— Supplied text —
'''
Appeal from judgment of Court of Common Pleas, Trial Division, of Philadelphia, Oct. T., 1967, Nos. 1266 and 1401, in case of Commonwealth of Pennsylvania v. Calvin Cannon.

COUNSEL

Joseph R. Danella and Kenneth S. Harris, for appellant.

Louis A. Perez, Jr., James T. Ranney and Milton M. Stein Assistant District Attorneys, Richard A. Sprague, First Assistant District Attorney, and Arlen Specter, District Attorney, for Commonwealth, appellee.

Jones, C. J., Eagen, O'Brien, Roberts, Pomeroy, Nix and Manderino, JJ. Opinion by Mr. Chief Justice Jones. Dissenting Opinion by Mr. Justice Roberts. Mr. Justice Pomeroy and Mr. Justice Manderino join in this dissenting opinion. Dissenting Opinion by Mr. Justice Pomeroy. Mr. Justice Roberts and Mr Justice Manderino join in this dissenting opinion.

Author: Jones

[ 453 Pa. Page 391]

On June 26, 1970, appellant was convicted of murder in the first degree and assault with intent to kill.*fn1 This appeal is taken from a sentence of life imprisonment on the conviction of murder. No appeal was taken from the judgment of sentence for assault with intent to kill.

The pertinent facts are as follows: appellant, nineteen years of age, and Gail Bray Cannon were married in August of 1967. On September 1, 1967, appellant and his wife became involved in a marital dispute. When appellant physically abused his wife, she left their apartment and went to stay with her parents, Edna and Ezra Bray. Appellant went to the Bray home to see his wife the day she left and three times the following day. On his first three visits he was not permitted to see her. On the last visit, when he was again denied permission to see her, appellant pulled a

[ 453 Pa. Page 392]

    gun from under his sweater and mortally wounded his mother-in-law, Mrs. Edna Bray. He then turned the gun on Ezra Bray, his father-in-law, but the gun misfired. The appellant's wife heard the shots and ran to her mother's bedroom to telephone the police. Appellant pursued and twice wounded her. When she fled to the basement, appellant gave chase and inflicted several more wounds. He then left the Bray residence and was apprehended three blocks away.
'''
— What is expected —
Continue the court opinion in Commonwealth v. Calvin Cannon, starting after its final sentence.

— Information —
'''
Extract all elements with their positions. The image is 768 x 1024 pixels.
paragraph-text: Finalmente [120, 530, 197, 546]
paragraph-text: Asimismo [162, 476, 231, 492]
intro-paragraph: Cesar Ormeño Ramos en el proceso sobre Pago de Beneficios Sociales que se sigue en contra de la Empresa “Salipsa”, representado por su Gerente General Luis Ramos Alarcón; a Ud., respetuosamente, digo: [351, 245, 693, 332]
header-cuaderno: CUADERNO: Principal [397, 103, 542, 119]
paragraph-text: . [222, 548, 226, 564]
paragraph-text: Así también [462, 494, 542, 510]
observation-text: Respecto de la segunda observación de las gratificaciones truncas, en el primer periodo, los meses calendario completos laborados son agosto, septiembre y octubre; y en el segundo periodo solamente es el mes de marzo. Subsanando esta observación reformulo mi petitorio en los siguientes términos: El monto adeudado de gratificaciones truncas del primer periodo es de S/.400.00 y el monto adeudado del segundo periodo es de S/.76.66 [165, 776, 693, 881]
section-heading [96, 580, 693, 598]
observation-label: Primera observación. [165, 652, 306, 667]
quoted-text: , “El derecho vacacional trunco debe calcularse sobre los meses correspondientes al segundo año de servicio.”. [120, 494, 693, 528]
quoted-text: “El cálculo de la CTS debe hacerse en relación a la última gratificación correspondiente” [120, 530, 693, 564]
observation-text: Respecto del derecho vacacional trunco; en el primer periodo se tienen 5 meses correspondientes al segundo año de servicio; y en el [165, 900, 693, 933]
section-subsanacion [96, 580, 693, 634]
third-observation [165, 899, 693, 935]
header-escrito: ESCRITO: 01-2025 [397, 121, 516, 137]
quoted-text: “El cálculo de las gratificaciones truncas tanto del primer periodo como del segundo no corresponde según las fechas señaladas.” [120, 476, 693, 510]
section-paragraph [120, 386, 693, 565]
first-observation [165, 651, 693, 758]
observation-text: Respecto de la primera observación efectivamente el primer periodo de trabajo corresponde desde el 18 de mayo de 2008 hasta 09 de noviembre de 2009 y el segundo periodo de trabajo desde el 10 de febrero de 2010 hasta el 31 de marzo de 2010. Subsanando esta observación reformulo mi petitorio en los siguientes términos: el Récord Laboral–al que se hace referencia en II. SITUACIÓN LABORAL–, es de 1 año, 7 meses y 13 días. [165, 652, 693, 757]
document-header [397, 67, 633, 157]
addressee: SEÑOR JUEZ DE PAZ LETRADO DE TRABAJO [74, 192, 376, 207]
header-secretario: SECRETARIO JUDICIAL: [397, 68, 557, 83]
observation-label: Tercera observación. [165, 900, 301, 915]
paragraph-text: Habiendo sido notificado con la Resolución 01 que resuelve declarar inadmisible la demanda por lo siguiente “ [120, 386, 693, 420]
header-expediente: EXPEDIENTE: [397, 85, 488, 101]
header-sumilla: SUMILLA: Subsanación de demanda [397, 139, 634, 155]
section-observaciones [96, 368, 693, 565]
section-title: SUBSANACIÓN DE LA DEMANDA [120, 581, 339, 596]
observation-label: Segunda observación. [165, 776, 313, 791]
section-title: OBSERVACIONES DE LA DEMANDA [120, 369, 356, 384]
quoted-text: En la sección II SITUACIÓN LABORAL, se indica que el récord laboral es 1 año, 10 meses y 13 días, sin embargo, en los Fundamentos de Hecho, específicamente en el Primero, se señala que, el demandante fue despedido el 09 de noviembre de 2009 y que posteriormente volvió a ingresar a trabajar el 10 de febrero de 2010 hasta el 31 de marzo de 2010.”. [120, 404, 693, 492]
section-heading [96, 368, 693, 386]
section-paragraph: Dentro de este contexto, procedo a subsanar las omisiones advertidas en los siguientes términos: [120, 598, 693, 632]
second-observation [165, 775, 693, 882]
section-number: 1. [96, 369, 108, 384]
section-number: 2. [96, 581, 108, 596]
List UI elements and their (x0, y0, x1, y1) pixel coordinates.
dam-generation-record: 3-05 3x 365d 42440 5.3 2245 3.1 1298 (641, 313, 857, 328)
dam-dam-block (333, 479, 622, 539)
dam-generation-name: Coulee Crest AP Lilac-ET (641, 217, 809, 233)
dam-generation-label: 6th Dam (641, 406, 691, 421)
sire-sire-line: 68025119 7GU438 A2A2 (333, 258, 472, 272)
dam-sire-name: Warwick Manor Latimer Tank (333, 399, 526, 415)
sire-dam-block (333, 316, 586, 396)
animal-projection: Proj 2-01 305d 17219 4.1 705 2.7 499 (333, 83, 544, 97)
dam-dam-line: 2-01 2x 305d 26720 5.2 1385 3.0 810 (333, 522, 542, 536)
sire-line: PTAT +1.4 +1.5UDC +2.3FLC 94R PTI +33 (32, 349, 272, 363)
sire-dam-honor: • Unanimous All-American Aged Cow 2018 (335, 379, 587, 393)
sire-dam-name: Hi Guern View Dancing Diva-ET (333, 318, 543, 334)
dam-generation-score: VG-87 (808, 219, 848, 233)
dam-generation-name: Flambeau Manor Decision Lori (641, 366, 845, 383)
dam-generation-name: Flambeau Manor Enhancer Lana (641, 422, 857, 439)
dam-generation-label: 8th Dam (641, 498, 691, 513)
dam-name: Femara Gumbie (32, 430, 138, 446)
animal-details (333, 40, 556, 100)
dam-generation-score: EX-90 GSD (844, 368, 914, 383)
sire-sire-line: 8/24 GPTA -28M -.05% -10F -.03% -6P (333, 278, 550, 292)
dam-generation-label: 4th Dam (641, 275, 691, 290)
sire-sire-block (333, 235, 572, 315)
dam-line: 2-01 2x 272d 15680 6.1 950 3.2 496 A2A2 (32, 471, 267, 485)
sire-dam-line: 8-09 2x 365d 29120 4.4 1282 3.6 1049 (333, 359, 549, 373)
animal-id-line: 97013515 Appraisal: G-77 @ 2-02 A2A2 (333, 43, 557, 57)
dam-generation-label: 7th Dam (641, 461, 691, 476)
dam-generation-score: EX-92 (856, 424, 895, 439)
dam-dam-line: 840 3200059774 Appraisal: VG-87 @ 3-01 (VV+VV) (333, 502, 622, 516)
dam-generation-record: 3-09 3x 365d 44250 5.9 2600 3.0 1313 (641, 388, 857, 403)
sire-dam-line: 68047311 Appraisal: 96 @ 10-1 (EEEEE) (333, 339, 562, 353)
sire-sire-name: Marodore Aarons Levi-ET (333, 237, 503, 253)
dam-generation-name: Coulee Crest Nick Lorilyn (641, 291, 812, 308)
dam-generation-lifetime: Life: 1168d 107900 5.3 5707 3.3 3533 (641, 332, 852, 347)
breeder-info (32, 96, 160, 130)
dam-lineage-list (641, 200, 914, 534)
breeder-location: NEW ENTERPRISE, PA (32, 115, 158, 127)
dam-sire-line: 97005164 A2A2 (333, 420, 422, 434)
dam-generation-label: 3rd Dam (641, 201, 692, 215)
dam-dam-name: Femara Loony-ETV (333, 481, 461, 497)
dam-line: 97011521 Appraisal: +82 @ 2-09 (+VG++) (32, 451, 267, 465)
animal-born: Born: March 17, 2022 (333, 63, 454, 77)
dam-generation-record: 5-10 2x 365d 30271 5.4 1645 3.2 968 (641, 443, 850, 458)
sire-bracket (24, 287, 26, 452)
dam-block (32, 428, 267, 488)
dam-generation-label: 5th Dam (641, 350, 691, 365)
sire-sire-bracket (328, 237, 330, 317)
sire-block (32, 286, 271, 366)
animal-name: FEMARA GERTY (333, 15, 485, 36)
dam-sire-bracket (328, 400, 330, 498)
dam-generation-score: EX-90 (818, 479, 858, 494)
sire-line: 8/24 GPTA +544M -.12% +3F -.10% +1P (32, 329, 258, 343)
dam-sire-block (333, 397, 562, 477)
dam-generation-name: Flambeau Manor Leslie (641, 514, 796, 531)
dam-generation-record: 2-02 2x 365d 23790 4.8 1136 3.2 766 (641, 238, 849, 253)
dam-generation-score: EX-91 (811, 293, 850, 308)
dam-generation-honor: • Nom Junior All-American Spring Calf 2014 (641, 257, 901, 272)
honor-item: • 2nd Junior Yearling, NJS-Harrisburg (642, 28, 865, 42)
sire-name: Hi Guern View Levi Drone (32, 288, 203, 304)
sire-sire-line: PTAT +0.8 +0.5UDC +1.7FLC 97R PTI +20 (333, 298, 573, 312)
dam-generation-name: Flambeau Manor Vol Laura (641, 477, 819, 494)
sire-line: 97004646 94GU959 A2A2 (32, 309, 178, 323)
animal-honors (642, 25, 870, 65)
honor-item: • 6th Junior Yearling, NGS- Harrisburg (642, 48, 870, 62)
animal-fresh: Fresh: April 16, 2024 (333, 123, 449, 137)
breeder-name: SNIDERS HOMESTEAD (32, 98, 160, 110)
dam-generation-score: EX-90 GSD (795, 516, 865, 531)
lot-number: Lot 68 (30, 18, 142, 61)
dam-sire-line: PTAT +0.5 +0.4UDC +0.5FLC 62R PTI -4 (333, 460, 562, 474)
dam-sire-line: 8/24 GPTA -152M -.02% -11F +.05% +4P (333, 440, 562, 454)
'''
— Result below —
Appellant testified at trial that he had no memory of these events. He maintained that he "blacked out" just before Mrs. Bray was shot and did not remember anything until some time the following day.

Appellant charges the court below with the following errors: (1) the court erred in refusing to suppress the appellant's inculpating custodial statement; (2) the court erred in denying a mistrial; (3) the court incorrectly charged the jury on reasonable doubt and intent; (4) the court improperly refused to charge on voluntary manslaughter; and (5) the court below erred in failing to submit to the jury the question of the voluntariness of appellant's statement.

The claim that the court should have suppressed appellant's confession is grounded upon the contention that he did not have the mental capacity to voluntarily, knowingly, and intelligently waive his right to remain silent. In this connection the appellant introduced the psychiatric reports of several qualified medical experts. This evidence indicates that appellant is a chronic schizophrenic with paranoid tendencies, but that his condition, pre-trial, was in "fairly good remission". There was also evidence that appellant was "oriented in all spheres", and there was no indication that appellant was not able to understand the warnings, consonant with Miranda v. Arizona, 384 U.S. 436 (1966), which were given him prior to the giving of his statement.

[ 453 Pa. Page 393]

The evidentiary use of a defendant's incriminating statement violates due process if it can be shown that the statement obtained is not the product of a rational intellect and a free will. Lynumn v. Illinois, 372 U.S. 528 (1963); Townsend v. Sain, 372 U.S. 293 (1963); Commonwealth v. Holton, 432 Pa. 11, 247 A.2d 228 (1968). The determination of whether a confession is the product of a rational intellect necessitates our consideration of the totality of the circumstances. Davis v. North Carolina, 384 U.S. 737 (1966); Blackburn v. Alabama, 361 U.S. 199 (1960); Commonwealth v. Abrams, 443 Pa. 295, 278 A.2d 902 (1971); Commonwealth v. Holton supra; Commonwealth ex rel. Gaito v. Maroney, 422 Pa. 171, 220 A.2d 628 (1966). In this instance, while the appellant exhibits chronic paranoid schizophrenia, there is no evidence that his condition prevented him from understanding the significance of the inculpating statement he made to his interrogators. In addition, there is no evidence that police took unfair advantage of the appellant's condition. (See: Commonwealth v. Willman, 434 Pa. 489, 255 A.2d 534 (1969)). Nor that the appellant's third grade education kept him from appreciating the consequences of his confession. (See: Commonwealth v. Willman, supra; Commonwealth ex rel. Joyner v. Brierley, 429 Pa. 156, 239 A.2d 434 (1968)). The totality of these circumstances supports the conclusion of the court below that the giving of appellant's statement was voluntary, knowing and intelligent, and not constitutionally infirm.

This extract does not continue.